(Rows from a dataset)
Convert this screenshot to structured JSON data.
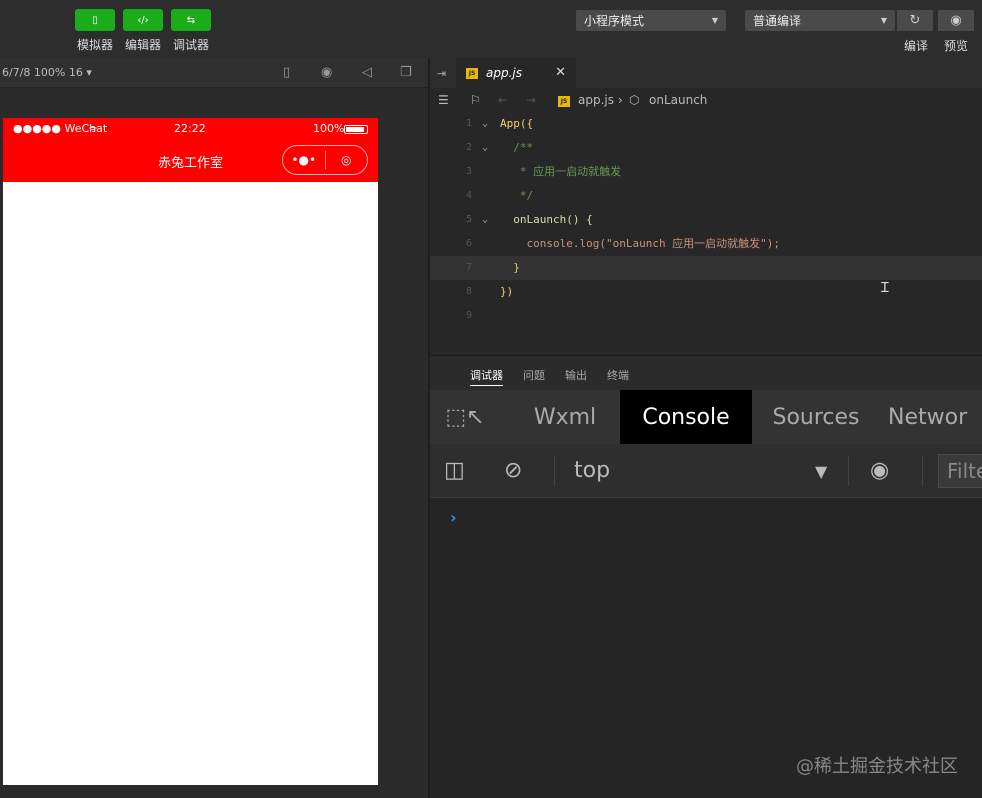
{
  "toolbar": {
    "tools": [
      {
        "label": "模拟器",
        "icon": "phone-icon"
      },
      {
        "label": "编辑器",
        "icon": "code-icon"
      },
      {
        "label": "调试器",
        "icon": "debug-icon"
      }
    ],
    "mode_select": "小程序模式",
    "compile_select": "普通编译",
    "compile_label": "编译",
    "preview_label": "预览"
  },
  "simulator": {
    "zoom": "6/7/8 100% 16",
    "status": {
      "signal": "●●●●● WeChat",
      "time": "22:22",
      "battery": "100%"
    },
    "nav_title": "赤兔工作室",
    "nav_color": "#ff0000"
  },
  "editor": {
    "tab": "app.js",
    "breadcrumb": {
      "file": "app.js",
      "symbol": "onLaunch"
    },
    "lines": [
      {
        "num": "1",
        "text": "App({"
      },
      {
        "num": "2",
        "text": "  /**"
      },
      {
        "num": "3",
        "text": "   * 应用一启动就触发"
      },
      {
        "num": "4",
        "text": "   */"
      },
      {
        "num": "5",
        "text": "  onLaunch() {"
      },
      {
        "num": "6",
        "text": "    console.log(\"onLaunch 应用一启动就触发\");"
      },
      {
        "num": "7",
        "text": "  }"
      },
      {
        "num": "8",
        "text": "})"
      },
      {
        "num": "9",
        "text": ""
      }
    ]
  },
  "debugger": {
    "tabs": [
      "调试器",
      "问题",
      "输出",
      "终端"
    ],
    "devtools_tabs": [
      "Wxml",
      "Console",
      "Sources",
      "Networ"
    ],
    "context": "top",
    "filter_placeholder": "Filte",
    "prompt": "›"
  },
  "watermark": "@稀土掘金技术社区"
}
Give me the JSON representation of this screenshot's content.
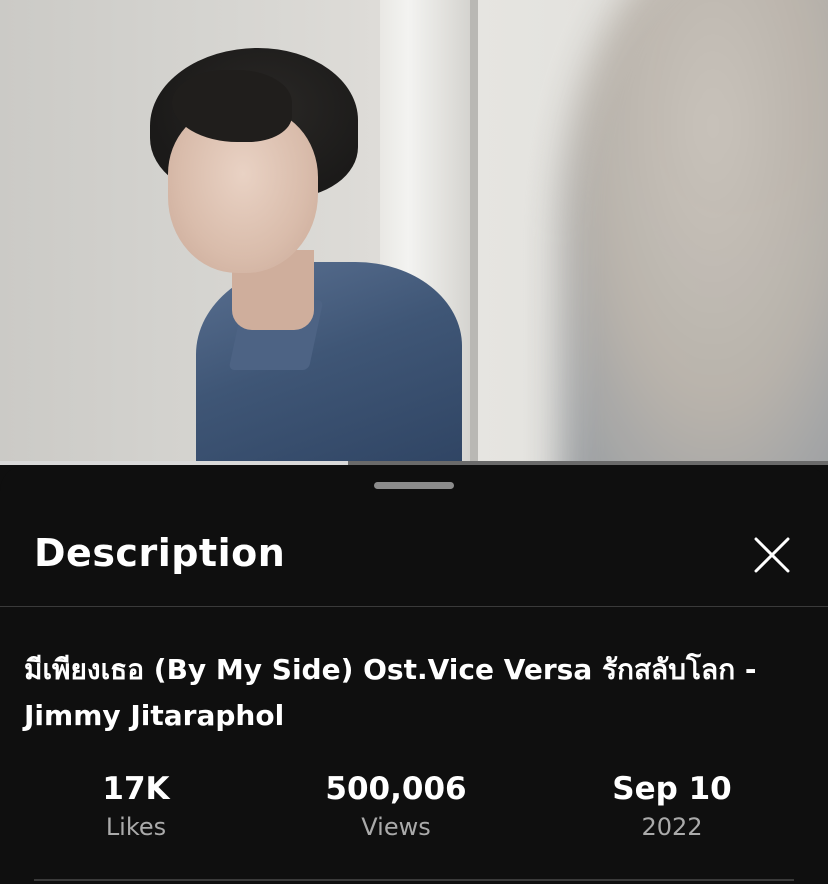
{
  "player": {
    "progress_fraction": 0.42
  },
  "panel": {
    "title": "Description",
    "close_icon": "close-icon"
  },
  "video": {
    "title": "มีเพียงเธอ (By My Side) Ost.Vice Versa รักสลับโลก - Jimmy Jitaraphol"
  },
  "stats": [
    {
      "value": "17K",
      "label": "Likes"
    },
    {
      "value": "500,006",
      "label": "Views"
    },
    {
      "value": "Sep 10",
      "label": "2022"
    }
  ],
  "colors": {
    "background": "#0f0f0f",
    "text_primary": "#ffffff",
    "text_secondary": "#aaaaaa",
    "divider": "#3a3a3a"
  }
}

# Exercise requirements:
Each record must be quoted in full and exactly. Do not include the pictures.

# Correct result:
Convert this screenshot to structured JSON data.
{
  "toolbar": {
    "tools": [
      {
        "label": "模拟器",
        "icon": "phone-icon"
      },
      {
        "label": "编辑器",
        "icon": "code-icon"
      },
      {
        "label": "调试器",
        "icon": "debug-icon"
      }
    ],
    "mode_select": "小程序模式",
    "compile_select": "普通编译",
    "compile_label": "编译",
    "preview_label": "预览"
  },
  "simulator": {
    "zoom": "6/7/8 100% 16",
    "status": {
      "signal": "●●●●● WeChat",
      "time": "22:22",
      "battery": "100%"
    },
    "nav_title": "赤兔工作室",
    "nav_color": "#ff0000"
  },
  "editor": {
    "tab": "app.js",
    "breadcrumb": {
      "file": "app.js",
      "symbol": "onLaunch"
    },
    "lines": [
      {
        "num": "1",
        "text": "App({"
      },
      {
        "num": "2",
        "text": "  /**"
      },
      {
        "num": "3",
        "text": "   * 应用一启动就触发"
      },
      {
        "num": "4",
        "text": "   */"
      },
      {
        "num": "5",
        "text": "  onLaunch() {"
      },
      {
        "num": "6",
        "text": "    console.log(\"onLaunch 应用一启动就触发\");"
      },
      {
        "num": "7",
        "text": "  }"
      },
      {
        "num": "8",
        "text": "})"
      },
      {
        "num": "9",
        "text": ""
      }
    ]
  },
  "debugger": {
    "tabs": [
      "调试器",
      "问题",
      "输出",
      "终端"
    ],
    "devtools_tabs": [
      "Wxml",
      "Console",
      "Sources",
      "Networ"
    ],
    "context": "top",
    "filter_placeholder": "Filte",
    "prompt": "›"
  },
  "watermark": "@稀土掘金技术社区"
}
Give me the JSON representation of this screenshot's content.
{
  "player": {
    "progress_fraction": 0.42
  },
  "panel": {
    "title": "Description",
    "close_icon": "close-icon"
  },
  "video": {
    "title": "มีเพียงเธอ (By My Side) Ost.Vice Versa รักสลับโลก - Jimmy Jitaraphol"
  },
  "stats": [
    {
      "value": "17K",
      "label": "Likes"
    },
    {
      "value": "500,006",
      "label": "Views"
    },
    {
      "value": "Sep 10",
      "label": "2022"
    }
  ],
  "colors": {
    "background": "#0f0f0f",
    "text_primary": "#ffffff",
    "text_secondary": "#aaaaaa",
    "divider": "#3a3a3a"
  }
}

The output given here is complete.